• Reading passage
Do you remember the Virgin podcast?
I do, I do.
And it was actually as a result of your appearance that that show got cancelled.
Yeah, I'm the cancelmeister.
Well, it was so stupid, but the, I mean, it was a classic.
It was like, if you were to do How Does Cancel Culture Work?
This is a classic of the genre.
We'd had two guys talking about climate change and they used to come on the show and one of them I don't know if you can see but he even held his hands like in the prayer position like you know as a monk when he was talking and he could just see this kind of halo over his head and He came and every time we had these guys and their conversation was so boring about talking about climate change and the viewers Just we just lost all our hits and And I was going, we've got to get this guy James Delingpole on to have a bit of balance.
Balance, they love that word, don't they?
And then, do you remember David Cameron smoked weed at university and there was a big scandal and you had smoked a joint with him.

• Data records

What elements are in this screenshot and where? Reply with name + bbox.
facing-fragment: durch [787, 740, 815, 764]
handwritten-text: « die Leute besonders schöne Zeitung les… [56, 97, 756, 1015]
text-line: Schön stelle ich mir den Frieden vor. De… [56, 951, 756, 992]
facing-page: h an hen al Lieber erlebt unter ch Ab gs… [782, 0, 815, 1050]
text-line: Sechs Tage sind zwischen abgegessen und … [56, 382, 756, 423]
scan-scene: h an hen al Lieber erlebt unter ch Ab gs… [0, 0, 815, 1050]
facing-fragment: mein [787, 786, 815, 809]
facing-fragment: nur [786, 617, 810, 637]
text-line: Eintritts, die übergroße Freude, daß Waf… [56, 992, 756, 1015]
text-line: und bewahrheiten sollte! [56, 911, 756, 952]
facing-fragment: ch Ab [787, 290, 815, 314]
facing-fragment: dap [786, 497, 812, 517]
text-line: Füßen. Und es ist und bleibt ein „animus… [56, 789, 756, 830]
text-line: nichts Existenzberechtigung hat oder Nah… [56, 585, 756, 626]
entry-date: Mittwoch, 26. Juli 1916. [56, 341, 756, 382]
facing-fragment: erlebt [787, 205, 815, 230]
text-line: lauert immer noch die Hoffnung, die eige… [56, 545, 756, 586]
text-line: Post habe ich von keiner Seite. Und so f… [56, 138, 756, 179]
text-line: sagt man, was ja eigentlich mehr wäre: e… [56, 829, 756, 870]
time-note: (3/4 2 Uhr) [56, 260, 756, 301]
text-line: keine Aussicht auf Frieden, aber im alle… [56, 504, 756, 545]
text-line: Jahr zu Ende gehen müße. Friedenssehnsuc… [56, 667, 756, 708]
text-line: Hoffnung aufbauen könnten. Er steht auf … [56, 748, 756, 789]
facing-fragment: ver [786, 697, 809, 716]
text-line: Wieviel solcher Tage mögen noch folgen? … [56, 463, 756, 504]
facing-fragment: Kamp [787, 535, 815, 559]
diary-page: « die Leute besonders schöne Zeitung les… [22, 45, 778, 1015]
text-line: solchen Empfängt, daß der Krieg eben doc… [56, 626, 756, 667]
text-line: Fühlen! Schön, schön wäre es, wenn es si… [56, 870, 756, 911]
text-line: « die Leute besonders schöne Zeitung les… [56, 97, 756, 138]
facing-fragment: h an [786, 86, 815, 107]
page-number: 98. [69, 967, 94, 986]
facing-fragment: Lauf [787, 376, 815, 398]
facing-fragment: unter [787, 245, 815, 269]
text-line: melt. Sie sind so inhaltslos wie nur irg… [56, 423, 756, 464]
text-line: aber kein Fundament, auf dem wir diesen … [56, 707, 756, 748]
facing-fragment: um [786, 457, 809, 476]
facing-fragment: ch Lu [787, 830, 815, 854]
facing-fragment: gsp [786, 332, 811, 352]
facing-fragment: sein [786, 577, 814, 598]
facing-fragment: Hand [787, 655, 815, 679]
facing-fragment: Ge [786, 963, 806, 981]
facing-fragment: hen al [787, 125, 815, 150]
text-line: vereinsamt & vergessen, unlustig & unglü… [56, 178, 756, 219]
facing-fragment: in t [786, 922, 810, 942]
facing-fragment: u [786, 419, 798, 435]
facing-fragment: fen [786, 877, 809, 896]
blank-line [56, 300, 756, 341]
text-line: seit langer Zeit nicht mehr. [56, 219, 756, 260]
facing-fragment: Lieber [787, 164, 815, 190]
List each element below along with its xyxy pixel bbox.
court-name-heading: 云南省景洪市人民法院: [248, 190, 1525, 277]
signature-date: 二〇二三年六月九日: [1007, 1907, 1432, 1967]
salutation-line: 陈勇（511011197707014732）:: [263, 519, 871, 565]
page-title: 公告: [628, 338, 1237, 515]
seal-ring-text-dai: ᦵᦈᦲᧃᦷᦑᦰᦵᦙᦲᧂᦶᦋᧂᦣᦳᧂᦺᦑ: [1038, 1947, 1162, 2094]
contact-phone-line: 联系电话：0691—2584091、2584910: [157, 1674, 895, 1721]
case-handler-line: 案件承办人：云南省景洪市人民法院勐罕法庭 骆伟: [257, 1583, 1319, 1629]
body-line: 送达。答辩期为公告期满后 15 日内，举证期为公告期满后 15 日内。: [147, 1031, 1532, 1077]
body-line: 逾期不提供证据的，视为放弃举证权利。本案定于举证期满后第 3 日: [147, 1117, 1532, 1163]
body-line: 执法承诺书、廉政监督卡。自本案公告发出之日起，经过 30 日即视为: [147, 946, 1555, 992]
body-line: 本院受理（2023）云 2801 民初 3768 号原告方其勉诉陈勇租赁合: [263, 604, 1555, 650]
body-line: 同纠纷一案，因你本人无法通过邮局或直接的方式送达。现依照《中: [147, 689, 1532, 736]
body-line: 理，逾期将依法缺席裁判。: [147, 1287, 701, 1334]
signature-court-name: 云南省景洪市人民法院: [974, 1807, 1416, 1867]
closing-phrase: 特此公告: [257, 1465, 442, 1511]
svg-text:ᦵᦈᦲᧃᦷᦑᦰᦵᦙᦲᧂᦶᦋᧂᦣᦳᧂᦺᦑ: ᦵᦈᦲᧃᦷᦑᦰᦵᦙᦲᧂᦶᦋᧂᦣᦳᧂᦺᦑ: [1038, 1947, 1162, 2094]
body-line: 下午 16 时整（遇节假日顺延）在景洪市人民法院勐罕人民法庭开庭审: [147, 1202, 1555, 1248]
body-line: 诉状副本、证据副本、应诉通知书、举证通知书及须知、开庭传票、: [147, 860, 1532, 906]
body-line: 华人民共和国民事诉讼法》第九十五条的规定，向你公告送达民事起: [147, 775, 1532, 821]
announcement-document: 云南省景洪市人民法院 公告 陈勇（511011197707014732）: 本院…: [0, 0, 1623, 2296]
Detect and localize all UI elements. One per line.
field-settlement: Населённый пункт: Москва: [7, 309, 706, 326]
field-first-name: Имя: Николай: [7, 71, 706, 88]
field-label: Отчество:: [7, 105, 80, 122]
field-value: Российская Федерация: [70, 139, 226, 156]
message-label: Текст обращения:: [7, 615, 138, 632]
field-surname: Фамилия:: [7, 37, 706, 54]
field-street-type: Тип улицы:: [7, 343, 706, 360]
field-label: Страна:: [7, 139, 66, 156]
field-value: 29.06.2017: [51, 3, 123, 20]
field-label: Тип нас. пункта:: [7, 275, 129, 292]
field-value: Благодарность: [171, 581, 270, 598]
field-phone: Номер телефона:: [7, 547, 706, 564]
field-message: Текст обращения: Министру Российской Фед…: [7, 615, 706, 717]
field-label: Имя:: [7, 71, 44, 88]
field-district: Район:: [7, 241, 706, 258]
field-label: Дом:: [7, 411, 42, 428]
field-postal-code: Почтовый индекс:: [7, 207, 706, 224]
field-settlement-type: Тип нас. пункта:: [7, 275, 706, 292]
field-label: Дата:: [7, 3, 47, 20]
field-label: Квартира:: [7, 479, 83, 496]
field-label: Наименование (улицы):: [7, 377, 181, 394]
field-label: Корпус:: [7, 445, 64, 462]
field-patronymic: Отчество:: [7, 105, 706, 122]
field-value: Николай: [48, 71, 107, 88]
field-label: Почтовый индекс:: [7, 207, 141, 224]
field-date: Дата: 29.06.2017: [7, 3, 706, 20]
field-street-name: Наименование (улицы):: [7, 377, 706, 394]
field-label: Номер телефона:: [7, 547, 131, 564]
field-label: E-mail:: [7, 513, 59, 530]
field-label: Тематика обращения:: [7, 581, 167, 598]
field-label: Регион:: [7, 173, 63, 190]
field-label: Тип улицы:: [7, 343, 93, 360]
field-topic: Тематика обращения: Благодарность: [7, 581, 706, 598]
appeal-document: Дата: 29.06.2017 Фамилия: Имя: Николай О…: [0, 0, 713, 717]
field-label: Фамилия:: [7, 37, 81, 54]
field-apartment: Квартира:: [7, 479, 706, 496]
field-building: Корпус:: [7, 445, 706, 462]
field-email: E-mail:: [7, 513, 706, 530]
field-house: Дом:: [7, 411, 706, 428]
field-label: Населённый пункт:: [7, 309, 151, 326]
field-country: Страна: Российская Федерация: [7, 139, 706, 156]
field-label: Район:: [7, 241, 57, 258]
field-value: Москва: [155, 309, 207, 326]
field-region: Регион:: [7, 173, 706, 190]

• Exercise requirements
Please continue the conversation above about the cancelled Virgin podcast, starting right after its last line.

• Task answer
So I got you on under the pretext of talking about legalisation of drugs, big scoop, Delingpole, the man who smoked weed with the Prime Minister and all this.
Anyway, we did the show and it was very good.
And then a couple of weeks later, or a month later, some bloke in the Guardian, Graham Redfern, or something like that... Oh, he's awful, yeah.
Oh, he's just awful.
Just, why is Richard Branson giving a platform to a climate change denier?
This whole thing...
Big scandal in the podcast.
Nobody at Virgin defended me.
End of the podcast.
And it was going so well, that podcast, and I was interviewing like billionaires and stuff like that.
And as I'm sure you know, you make so many friends and contacts and you build up such a strong network from having a... Anyway, that was the end of it.
Can I say...
Belatedly.
Sorry, mate.
Well, it's quite alright.
A great friendship has emerged as a result, and then you started your podcast, which is now the go-to podcast for nutters and extremists.
Nutters and extremists, exactly.
I wouldn't want it any other way.
But you seem to be... I'm liking your new career development, your sub-stack.
Thank you.
I mean, you've You've cornered a very interesting market.
There's sort of the nexus between comedy and kind of cryptocurrencies and gold and alternative finance and... Is that the sort of thing?
Yeah, I have.
I don't think it's... I don't think it's... I mean, I actually have two sub-stacks.
I have one for my comedy and one for my financial stuff.
And the reason I started the financial one is I could just see Money Week.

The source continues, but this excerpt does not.